Problem to solve:
Copy the records below word for word, from their first line up to and including the line that contains "The counterweight segment".

Given data:

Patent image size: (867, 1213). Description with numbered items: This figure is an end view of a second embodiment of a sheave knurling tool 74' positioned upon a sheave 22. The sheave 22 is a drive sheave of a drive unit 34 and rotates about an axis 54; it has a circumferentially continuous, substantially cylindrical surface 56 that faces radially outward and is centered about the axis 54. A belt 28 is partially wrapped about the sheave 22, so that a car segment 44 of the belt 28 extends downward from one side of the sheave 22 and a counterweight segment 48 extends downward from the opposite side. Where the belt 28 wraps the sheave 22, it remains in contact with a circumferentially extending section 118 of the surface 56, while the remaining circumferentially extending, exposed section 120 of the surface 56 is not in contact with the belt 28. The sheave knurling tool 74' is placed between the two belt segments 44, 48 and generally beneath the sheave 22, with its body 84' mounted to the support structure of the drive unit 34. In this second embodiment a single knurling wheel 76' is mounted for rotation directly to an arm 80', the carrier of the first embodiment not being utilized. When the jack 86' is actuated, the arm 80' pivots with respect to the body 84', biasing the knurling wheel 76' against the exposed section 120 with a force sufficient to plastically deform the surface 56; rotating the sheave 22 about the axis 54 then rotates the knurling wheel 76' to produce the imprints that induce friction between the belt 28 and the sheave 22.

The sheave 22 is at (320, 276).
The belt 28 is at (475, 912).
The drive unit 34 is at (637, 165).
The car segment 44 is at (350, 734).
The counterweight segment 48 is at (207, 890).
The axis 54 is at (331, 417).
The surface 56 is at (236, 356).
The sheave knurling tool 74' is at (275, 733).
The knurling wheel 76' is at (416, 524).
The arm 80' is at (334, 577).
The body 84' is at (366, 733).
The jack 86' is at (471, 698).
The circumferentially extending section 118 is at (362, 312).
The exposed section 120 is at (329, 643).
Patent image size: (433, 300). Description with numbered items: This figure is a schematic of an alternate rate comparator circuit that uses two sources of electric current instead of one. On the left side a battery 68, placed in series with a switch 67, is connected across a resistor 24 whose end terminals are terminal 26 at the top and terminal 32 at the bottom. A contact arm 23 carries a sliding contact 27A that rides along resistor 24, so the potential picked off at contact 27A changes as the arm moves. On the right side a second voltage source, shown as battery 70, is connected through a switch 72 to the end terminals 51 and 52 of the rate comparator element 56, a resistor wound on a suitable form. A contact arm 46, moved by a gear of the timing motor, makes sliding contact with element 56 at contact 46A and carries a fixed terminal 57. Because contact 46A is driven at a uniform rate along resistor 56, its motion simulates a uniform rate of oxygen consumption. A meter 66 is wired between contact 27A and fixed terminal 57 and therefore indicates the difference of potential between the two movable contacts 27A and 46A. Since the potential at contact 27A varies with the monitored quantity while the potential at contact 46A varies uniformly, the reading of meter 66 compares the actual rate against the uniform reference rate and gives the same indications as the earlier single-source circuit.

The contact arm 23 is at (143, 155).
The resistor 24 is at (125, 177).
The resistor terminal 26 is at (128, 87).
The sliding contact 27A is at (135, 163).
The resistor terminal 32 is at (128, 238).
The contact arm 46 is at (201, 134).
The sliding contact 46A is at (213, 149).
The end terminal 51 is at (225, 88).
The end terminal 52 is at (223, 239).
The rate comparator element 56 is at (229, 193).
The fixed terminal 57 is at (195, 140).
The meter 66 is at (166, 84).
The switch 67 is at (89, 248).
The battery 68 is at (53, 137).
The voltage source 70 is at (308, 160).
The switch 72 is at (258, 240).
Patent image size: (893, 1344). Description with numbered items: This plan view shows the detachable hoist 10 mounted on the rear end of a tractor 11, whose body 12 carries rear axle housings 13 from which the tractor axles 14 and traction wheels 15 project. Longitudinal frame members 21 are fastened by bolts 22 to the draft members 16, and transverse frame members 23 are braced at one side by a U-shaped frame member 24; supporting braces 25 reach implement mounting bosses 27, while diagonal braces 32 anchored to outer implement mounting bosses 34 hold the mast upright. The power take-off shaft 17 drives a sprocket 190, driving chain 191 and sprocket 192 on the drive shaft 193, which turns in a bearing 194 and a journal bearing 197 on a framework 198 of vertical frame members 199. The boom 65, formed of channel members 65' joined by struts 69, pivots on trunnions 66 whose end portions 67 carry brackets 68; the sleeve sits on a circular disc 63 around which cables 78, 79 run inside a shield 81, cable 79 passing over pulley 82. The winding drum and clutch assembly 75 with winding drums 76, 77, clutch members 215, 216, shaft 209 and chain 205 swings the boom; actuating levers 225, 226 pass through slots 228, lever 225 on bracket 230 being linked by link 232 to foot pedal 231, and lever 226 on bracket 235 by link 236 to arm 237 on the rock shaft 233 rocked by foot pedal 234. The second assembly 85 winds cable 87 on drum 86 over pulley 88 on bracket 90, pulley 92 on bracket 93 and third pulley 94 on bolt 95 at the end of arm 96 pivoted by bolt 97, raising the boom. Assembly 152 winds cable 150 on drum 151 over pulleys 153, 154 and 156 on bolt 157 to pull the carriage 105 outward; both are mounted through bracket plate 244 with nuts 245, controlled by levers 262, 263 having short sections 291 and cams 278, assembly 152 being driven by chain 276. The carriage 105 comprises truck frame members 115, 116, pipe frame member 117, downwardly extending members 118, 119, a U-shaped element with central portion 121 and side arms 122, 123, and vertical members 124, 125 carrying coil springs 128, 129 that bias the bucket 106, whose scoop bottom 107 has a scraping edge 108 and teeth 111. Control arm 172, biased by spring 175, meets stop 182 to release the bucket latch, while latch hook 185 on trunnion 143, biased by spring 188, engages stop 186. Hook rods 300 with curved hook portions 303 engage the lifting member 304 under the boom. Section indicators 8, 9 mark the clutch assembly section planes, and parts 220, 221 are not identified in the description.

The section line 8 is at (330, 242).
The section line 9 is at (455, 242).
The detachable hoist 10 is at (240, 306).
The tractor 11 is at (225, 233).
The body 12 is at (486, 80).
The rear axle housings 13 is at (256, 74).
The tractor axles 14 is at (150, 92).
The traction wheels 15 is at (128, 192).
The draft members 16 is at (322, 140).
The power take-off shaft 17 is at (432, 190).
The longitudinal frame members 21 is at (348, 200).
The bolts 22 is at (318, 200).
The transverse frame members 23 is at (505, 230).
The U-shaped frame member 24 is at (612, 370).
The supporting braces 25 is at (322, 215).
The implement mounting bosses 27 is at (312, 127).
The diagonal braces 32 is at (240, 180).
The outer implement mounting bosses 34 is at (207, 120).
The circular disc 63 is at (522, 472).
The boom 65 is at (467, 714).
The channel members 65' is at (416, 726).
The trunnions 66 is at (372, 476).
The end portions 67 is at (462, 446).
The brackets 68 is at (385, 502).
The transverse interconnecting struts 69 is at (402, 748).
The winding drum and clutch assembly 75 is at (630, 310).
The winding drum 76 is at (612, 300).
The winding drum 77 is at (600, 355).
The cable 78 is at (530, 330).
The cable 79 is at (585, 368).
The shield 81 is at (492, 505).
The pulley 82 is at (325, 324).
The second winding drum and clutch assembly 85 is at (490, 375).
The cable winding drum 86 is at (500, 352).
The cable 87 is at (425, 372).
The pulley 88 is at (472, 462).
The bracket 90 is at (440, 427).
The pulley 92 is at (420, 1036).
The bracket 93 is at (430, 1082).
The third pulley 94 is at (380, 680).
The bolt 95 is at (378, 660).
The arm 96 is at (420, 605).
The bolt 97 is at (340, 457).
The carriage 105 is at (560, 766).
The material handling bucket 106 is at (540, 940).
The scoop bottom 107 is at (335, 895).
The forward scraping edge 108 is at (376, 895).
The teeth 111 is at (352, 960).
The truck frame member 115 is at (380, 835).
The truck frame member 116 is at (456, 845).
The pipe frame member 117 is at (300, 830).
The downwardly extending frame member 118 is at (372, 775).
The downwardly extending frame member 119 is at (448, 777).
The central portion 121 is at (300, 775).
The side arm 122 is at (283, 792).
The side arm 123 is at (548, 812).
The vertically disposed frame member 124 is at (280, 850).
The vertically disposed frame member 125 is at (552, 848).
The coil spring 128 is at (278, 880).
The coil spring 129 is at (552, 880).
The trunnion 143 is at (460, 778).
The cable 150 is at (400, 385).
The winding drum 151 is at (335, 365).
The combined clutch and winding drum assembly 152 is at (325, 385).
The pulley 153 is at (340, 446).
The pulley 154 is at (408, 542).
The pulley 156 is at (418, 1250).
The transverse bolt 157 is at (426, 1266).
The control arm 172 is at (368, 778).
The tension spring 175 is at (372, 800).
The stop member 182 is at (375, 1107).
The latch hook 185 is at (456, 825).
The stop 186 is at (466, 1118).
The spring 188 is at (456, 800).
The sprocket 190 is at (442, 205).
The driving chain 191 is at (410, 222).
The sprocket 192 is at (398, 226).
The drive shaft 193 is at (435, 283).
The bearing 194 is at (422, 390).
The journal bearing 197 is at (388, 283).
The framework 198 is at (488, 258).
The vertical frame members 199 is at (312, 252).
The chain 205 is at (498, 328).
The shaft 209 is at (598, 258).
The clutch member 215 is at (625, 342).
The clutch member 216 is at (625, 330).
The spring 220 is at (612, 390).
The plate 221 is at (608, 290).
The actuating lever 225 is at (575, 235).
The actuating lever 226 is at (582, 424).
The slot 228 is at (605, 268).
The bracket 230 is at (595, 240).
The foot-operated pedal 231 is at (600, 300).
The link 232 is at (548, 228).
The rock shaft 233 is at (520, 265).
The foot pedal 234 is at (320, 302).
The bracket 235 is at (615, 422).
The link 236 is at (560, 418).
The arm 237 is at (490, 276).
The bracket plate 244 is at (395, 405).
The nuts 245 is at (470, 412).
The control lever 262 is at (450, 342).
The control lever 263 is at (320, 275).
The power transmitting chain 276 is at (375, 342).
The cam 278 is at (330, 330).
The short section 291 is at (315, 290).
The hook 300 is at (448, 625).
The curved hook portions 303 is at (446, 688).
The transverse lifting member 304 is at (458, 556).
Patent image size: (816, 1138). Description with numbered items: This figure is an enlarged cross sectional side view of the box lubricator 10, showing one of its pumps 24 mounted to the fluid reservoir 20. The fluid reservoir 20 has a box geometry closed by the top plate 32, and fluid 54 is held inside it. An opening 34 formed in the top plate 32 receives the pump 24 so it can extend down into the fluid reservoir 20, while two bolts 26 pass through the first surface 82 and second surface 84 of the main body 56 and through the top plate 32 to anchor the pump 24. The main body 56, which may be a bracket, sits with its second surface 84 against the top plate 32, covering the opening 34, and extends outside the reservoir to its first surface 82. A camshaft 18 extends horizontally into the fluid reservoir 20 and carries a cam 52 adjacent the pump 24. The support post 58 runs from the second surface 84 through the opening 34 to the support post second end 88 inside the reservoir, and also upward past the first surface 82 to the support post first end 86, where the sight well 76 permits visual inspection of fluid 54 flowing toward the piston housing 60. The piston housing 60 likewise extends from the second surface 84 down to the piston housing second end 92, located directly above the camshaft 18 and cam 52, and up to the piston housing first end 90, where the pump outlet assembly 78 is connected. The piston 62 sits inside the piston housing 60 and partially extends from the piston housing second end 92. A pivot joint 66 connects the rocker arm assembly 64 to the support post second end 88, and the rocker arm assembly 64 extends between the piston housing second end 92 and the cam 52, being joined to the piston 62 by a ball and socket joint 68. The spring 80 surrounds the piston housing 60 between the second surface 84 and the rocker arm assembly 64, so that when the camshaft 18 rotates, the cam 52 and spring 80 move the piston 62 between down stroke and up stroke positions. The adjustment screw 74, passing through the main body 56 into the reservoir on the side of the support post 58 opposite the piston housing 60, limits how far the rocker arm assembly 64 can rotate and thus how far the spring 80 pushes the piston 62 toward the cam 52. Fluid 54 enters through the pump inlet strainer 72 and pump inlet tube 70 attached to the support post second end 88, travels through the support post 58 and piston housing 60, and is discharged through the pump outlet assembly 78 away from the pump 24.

Answer to this exercise:
Patent image size: (867, 1213). Description with numbered items: This figure is an end view of a second embodiment of a sheave knurling tool 74' positioned upon a sheave 22. The sheave 22 is a drive sheave of a drive unit 34 and rotates about an axis 54; it has a circumferentially continuous, substantially cylindrical surface 56 that faces radially outward and is centered about the axis 54. A belt 28 is partially wrapped about the sheave 22, so that a car segment 44 of the belt 28 extends downward from one side of the sheave 22 and a counterweight segment 48 extends downward from the opposite side. Where the belt 28 wraps the sheave 22, it remains in contact with a circumferentially extending section 118 of the surface 56, while the remaining circumferentially extending, exposed section 120 of the surface 56 is not in contact with the belt 28. The sheave knurling tool 74' is placed between the two belt segments 44, 48 and generally beneath the sheave 22, with its body 84' mounted to the support structure of the drive unit 34. In this second embodiment a single knurling wheel 76' is mounted for rotation directly to an arm 80', the carrier of the first embodiment not being utilized. When the jack 86' is actuated, the arm 80' pivots with respect to the body 84', biasing the knurling wheel 76' against the exposed section 120 with a force sufficient to plastically deform the surface 56; rotating the sheave 22 about the axis 54 then rotates the knurling wheel 76' to produce the imprints that induce friction between the belt 28 and the sheave 22.

The sheave 22 is at (320, 276).
The belt 28 is at (475, 912).
The drive unit 34 is at (637, 165).
The car segment 44 is at (350, 734).
The counterweight segment 48 is at (207, 890).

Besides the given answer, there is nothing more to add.